**Dataset records:**
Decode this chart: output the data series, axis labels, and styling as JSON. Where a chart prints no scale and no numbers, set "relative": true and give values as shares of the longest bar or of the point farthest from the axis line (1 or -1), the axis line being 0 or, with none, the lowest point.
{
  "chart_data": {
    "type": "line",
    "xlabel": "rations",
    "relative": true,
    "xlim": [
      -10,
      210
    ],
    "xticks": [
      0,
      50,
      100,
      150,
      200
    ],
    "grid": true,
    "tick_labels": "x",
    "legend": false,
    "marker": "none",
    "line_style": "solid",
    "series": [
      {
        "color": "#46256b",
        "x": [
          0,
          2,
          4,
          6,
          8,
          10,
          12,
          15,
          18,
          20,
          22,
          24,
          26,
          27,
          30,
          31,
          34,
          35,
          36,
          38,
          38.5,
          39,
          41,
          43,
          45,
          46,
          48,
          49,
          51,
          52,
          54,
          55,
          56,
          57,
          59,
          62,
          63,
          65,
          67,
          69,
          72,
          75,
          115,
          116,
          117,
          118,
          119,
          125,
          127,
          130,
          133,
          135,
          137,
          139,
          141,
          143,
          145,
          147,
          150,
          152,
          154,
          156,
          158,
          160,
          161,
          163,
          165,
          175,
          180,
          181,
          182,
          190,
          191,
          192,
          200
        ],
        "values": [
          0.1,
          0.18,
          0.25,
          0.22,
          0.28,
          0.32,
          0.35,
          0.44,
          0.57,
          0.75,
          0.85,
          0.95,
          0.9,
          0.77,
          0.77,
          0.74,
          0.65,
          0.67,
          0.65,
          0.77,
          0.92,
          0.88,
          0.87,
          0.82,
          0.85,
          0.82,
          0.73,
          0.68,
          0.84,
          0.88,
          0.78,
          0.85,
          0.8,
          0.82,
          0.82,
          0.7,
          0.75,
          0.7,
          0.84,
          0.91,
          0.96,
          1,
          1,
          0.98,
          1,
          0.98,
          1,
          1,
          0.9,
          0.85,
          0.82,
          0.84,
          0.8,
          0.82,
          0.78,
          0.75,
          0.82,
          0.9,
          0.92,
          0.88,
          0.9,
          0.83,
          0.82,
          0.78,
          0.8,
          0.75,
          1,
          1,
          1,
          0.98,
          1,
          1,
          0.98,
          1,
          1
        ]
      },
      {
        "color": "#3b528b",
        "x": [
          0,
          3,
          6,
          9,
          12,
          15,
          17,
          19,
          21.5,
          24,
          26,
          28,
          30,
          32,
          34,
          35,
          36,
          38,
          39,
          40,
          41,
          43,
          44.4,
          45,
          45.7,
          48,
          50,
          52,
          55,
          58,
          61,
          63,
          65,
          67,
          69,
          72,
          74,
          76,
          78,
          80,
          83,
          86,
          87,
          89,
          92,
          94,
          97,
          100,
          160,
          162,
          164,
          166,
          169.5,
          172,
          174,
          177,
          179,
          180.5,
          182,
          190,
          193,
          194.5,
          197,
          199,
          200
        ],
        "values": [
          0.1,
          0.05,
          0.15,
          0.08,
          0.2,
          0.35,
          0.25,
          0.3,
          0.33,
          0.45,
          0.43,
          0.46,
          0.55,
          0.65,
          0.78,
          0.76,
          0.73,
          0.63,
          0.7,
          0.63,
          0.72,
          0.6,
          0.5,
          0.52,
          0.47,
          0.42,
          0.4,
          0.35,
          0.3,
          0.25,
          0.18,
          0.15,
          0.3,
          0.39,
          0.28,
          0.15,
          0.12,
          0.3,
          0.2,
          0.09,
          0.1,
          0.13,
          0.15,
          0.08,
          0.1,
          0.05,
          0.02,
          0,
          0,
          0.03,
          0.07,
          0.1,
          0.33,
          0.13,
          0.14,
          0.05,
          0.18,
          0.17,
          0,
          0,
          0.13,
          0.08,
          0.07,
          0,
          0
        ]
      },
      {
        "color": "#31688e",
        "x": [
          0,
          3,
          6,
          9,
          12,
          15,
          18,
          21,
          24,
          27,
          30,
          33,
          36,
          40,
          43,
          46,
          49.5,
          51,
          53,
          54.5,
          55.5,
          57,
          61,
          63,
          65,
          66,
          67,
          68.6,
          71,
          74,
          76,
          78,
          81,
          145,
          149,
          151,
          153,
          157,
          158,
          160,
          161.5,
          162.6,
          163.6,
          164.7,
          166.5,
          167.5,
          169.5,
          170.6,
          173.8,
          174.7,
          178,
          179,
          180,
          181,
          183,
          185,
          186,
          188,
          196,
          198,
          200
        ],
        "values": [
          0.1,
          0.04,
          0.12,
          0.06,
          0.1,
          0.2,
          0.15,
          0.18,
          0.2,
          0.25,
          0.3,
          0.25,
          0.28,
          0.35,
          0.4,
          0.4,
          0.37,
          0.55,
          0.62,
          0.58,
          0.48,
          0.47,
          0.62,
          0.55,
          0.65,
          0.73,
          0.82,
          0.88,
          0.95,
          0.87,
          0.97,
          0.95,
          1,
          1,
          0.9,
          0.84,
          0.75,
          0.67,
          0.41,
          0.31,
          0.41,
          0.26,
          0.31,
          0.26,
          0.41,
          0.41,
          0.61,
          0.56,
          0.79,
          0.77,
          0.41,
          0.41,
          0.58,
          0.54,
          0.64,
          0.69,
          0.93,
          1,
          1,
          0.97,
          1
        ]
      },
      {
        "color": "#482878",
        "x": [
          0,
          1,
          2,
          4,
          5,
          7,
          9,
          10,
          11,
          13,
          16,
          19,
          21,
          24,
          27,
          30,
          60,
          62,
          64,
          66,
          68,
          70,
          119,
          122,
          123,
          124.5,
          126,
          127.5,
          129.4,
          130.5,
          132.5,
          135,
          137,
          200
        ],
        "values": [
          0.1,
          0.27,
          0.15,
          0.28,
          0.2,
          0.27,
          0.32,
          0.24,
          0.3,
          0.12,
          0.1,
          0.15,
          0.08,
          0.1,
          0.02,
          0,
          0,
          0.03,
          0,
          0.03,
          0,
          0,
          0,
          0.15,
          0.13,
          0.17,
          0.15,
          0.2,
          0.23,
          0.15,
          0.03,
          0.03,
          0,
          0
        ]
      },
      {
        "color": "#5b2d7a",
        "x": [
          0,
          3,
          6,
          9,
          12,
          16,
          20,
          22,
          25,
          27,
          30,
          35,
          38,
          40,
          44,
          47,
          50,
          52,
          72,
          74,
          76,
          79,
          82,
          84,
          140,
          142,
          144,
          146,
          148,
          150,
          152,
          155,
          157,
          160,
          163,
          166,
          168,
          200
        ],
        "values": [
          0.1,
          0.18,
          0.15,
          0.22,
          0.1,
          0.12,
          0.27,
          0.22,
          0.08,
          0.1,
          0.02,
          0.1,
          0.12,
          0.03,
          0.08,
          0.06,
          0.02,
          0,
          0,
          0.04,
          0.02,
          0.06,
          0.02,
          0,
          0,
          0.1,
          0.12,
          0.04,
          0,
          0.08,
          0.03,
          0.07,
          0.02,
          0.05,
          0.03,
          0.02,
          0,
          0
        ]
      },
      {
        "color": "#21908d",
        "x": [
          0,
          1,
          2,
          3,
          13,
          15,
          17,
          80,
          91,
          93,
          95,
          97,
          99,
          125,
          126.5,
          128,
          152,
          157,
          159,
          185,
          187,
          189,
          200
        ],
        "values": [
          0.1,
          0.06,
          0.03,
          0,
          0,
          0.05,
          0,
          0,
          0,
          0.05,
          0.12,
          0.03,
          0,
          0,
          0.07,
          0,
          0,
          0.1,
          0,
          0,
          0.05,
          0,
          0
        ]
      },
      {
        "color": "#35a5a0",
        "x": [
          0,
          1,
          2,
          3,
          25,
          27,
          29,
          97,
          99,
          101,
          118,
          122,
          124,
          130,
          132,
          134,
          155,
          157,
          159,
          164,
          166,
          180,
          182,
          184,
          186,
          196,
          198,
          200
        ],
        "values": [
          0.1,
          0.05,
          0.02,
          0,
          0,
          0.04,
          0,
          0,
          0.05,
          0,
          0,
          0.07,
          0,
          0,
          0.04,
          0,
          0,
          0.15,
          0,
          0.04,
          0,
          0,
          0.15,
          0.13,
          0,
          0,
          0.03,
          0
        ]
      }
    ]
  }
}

**Stated task:** Where a line above includes "true", copy that line.

**In response:**
Decode this chart: output the data series, axis labels, and styling as JSON. Where a chart prints no scale and no numbers, set "relative": true and give values as shares of the longest bar or of the point farthest from the axis line (1 or -1), the axis line being 0 or, with none, the lowest point.
    "relative": true,
    "grid": true,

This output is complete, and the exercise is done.